:: Objective ::
Copy every line of the listing exactly.

:: Records supplied ::
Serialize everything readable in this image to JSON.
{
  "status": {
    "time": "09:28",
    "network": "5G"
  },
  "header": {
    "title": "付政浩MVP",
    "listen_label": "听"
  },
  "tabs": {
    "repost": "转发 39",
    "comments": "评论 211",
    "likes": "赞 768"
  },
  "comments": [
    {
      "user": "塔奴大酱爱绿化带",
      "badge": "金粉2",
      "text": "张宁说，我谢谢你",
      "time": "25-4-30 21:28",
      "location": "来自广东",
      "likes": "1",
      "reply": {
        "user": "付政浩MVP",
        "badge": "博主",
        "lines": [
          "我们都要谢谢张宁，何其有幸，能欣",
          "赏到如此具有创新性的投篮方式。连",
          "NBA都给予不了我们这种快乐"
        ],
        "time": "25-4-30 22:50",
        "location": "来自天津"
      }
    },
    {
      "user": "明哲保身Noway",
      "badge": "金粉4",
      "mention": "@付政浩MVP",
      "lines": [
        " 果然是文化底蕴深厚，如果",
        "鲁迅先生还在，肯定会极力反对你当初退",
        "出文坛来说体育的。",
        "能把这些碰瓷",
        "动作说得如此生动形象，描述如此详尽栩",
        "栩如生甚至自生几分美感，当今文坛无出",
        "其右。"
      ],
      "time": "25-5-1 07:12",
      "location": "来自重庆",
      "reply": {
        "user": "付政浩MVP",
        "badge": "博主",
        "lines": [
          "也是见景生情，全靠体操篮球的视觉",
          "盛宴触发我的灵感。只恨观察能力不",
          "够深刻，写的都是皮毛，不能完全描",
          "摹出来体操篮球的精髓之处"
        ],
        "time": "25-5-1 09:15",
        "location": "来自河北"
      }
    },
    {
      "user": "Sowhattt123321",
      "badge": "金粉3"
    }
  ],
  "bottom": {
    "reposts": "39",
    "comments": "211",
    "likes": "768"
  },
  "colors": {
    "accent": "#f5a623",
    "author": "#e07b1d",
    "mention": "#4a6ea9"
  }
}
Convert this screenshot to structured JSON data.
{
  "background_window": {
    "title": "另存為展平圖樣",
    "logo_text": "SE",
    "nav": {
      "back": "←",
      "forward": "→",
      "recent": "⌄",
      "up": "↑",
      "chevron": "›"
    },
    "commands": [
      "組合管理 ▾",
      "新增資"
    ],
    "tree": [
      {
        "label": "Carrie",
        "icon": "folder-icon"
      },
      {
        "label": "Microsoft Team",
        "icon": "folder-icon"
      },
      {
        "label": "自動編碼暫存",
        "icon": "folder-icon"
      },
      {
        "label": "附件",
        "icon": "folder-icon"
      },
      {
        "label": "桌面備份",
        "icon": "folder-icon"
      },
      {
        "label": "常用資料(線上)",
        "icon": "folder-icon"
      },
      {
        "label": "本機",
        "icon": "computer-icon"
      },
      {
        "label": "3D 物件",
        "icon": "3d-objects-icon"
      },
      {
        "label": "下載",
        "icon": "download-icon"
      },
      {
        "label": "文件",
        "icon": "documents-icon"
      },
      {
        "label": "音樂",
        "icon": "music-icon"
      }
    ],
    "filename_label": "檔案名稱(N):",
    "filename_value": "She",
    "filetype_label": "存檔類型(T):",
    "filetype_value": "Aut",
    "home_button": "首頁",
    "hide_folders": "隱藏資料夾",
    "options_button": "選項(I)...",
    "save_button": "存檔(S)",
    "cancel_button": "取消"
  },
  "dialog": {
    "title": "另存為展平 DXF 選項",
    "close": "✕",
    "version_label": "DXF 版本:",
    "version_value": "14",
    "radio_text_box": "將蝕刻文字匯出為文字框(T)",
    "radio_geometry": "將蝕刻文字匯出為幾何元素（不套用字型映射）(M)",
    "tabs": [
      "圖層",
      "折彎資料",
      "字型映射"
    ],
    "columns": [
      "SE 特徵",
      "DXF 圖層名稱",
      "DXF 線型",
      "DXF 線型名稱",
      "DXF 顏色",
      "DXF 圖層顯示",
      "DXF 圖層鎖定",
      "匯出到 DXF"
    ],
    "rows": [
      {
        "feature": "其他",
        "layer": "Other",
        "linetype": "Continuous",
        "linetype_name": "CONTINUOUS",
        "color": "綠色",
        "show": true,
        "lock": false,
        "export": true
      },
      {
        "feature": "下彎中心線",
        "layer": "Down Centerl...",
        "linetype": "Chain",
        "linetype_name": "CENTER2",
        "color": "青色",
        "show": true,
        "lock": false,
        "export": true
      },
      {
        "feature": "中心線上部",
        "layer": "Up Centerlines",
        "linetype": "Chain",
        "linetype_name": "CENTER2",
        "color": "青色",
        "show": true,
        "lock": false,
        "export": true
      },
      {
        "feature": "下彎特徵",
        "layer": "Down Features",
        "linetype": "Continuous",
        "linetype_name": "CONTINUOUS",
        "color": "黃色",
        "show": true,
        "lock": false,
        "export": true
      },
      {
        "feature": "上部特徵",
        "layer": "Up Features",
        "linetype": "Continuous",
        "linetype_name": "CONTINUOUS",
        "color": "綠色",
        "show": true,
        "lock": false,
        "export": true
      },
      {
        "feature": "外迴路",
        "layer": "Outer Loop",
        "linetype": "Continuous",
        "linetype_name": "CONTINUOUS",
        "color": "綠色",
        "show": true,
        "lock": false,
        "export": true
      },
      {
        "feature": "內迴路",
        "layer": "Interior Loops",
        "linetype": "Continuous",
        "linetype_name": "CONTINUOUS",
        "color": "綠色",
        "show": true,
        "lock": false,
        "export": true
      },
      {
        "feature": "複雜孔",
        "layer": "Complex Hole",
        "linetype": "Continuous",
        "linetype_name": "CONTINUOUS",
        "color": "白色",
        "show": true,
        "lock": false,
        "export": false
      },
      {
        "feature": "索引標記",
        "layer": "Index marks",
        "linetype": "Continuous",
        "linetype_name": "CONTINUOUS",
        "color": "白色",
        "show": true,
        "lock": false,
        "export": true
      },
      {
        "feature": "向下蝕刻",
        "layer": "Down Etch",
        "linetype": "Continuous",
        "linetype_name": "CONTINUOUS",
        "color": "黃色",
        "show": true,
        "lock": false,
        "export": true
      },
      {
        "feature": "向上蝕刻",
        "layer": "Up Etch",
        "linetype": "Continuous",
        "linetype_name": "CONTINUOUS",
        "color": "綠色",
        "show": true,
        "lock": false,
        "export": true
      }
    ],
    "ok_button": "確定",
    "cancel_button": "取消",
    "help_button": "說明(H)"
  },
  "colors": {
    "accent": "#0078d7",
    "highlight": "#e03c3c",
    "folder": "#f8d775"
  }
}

:: Output below ::
Serialize everything readable in this image to JSON.
{
  "status": {
    "time": "09:28",
    "network": "5G"
  },
  "header": {
    "title": "付政浩MVP",
    "listen_label": "听"
  },
  "tabs": {
    "repost": "转发 39",
    "comments": "评论 211",
    "likes": "赞 768"
  },
  "comments": [
    {
      "user": "塔奴大酱爱绿化带",
      "badge": "金粉2",
      "text": "张宁说，我谢谢你",
      "time": "25-4-30 21:28",
      "location": "来自广东",
      "likes": "1",
      "reply": {
        "user": "付政浩MVP",
        "badge": "博主",
        "lines": [
          "我们都要谢谢张宁，何其有幸，能欣",
          "赏到如此具有创新性的投篮方式。连",
          "NBA都给予不了我们这种快乐"
        ],
        "time": "25-4-30 22:50",
        "location": "来自天津"
      }
    },
    {
      "user": "明哲保身Noway",
      "badge": "金粉4",
      "mention": "@付政浩MVP",
      "lines": [
        " 果然是文化底蕴深厚，如果",
        "鲁迅先生还在，肯定会极力反对你当初退",
        "出文坛来说体育的。",
        "能把这些碰瓷",
        "动作说得如此生动形象，描述如此详尽栩",
        "栩如生甚至自生几分美感，当今文坛无出",
        "其右。"
      ],
      "time": "25-5-1 07:12",
      "location": "来自重庆",
      "reply": {
        "user": "付政浩MVP",
        "badge": "博主",
        "lines": [
          "也是见景生情，全靠体操篮球的视觉",
          "盛宴触发我的灵感。只恨观察能力不",
          "够深刻，写的都是皮毛，不能完全描",
          "摹出来体操篮球的精髓之处"
        ],
        "time": "25-5-1 09:15",
        "location": "来自河北"
      }
    },
    {
      "user": "Sowhattt123321",
      "badge": "金粉3"
    }
  ],
  "bottom": {
    "reposts": "39",
    "comments": "211",
    "likes": "768"
  },
  "colors": {
    "accent": "#f5a623",
    "author": "#e07b1d",
    "mention": "#4a6ea9"
  }
}
Convert this screenshot to structured JSON data.
{
  "background_window": {
    "title": "另存為展平圖樣",
    "logo_text": "SE",
    "nav": {
      "back": "←",
      "forward": "→",
      "recent": "⌄",
      "up": "↑",
      "chevron": "›"
    },
    "commands": [
      "組合管理 ▾",
      "新增資"
    ],
    "tree": [
      {
        "label": "Carrie",
        "icon": "folder-icon"
      },
      {
        "label": "Microsoft Team",
        "icon": "folder-icon"
      },
      {
        "label": "自動編碼暫存",
        "icon": "folder-icon"
      },
      {
        "label": "附件",
        "icon": "folder-icon"
      },
      {
        "label": "桌面備份",
        "icon": "folder-icon"
      },
      {
        "label": "常用資料(線上)",
        "icon": "folder-icon"
      },
      {
        "label": "本機",
        "icon": "computer-icon"
      },
      {
        "label": "3D 物件",
        "icon": "3d-objects-icon"
      },
      {
        "label": "下載",
        "icon": "download-icon"
      },
      {
        "label": "文件",
        "icon": "documents-icon"
      },
      {
        "label": "音樂",
        "icon": "music-icon"
      }
    ],
    "filename_label": "檔案名稱(N):",
    "filename_value": "She",
    "filetype_label": "存檔類型(T):",
    "filetype_value": "Aut",
    "home_button": "首頁",
    "hide_folders": "隱藏資料夾",
    "options_button": "選項(I)...",
    "save_button": "存檔(S)",
    "cancel_button": "取消"
  },
  "dialog": {
    "title": "另存為展平 DXF 選項",
    "close": "✕",
    "version_label": "DXF 版本:",
    "version_value": "14",
    "radio_text_box": "將蝕刻文字匯出為文字框(T)",
    "radio_geometry": "將蝕刻文字匯出為幾何元素（不套用字型映射）(M)",
    "tabs": [
      "圖層",
      "折彎資料",
      "字型映射"
    ],
    "columns": [
      "SE 特徵",
      "DXF 圖層名稱",
      "DXF 線型",
      "DXF 線型名稱",
      "DXF 顏色",
      "DXF 圖層顯示",
      "DXF 圖層鎖定",
      "匯出到 DXF"
    ],
    "rows": [
      {
        "feature": "其他",
        "layer": "Other",
        "linetype": "Continuous",
        "linetype_name": "CONTINUOUS",
        "color": "綠色",
        "show": true,
        "lock": false,
        "export": true
      },
      {
        "feature": "下彎中心線",
        "layer": "Down Centerl...",
        "linetype": "Chain",
        "linetype_name": "CENTER2",
        "color": "青色",
        "show": true,
        "lock": false,
        "export": true
      },
      {
        "feature": "中心線上部",
        "layer": "Up Centerlines",
        "linetype": "Chain",
        "linetype_name": "CENTER2",
        "color": "青色",
        "show": true,
        "lock": false,
        "export": true
      },
      {
        "feature": "下彎特徵",
        "layer": "Down Features",
        "linetype": "Continuous",
        "linetype_name": "CONTINUOUS",
        "color": "黃色",
        "show": true,
        "lock": false,
        "export": true
      },
      {
        "feature": "上部特徵",
        "layer": "Up Features",
        "linetype": "Continuous",
        "linetype_name": "CONTINUOUS",
        "color": "綠色",
        "show": true,
        "lock": false,
        "export": true
      },
      {
        "feature": "外迴路",
        "layer": "Outer Loop",
        "linetype": "Continuous",
        "linetype_name": "CONTINUOUS",
        "color": "綠色",
        "show": true,
        "lock": false,
        "export": true
      },
      {
        "feature": "內迴路",
        "layer": "Interior Loops",
        "linetype": "Continuous",
        "linetype_name": "CONTINUOUS",
        "color": "綠色",
        "show": true,
        "lock": false,
        "export": true
      },
      {
        "feature": "複雜孔",
        "layer": "Complex Hole",
        "linetype": "Continuous",
        "linetype_name": "CONTINUOUS",
        "color": "白色",
        "show": true,
        "lock": false,
        "export": false
      },
      {
        "feature": "索引標記",
        "layer": "Index marks",
        "linetype": "Continuous",
        "linetype_name": "CONTINUOUS",
        "color": "白色",
        "show": true,
        "lock": false,
        "export": true
      },
      {
        "feature": "向下蝕刻",
        "layer": "Down Etch",
        "linetype": "Continuous",
        "linetype_name": "CONTINUOUS",
        "color": "黃色",
        "show": true,
        "lock": false,
        "export": true
      },
      {
        "feature": "向上蝕刻",
        "layer": "Up Etch",
        "linetype": "Continuous",
        "linetype_name": "CONTINUOUS",
        "color": "綠色",
        "show": true,
        "lock": false,
        "export": true
      }
    ],
    "ok_button": "確定",
    "cancel_button": "取消",
    "help_button": "說明(H)"
  },
  "colors": {
    "accent": "#0078d7",
    "highlight": "#e03c3c",
    "folder": "#f8d775"
  }
}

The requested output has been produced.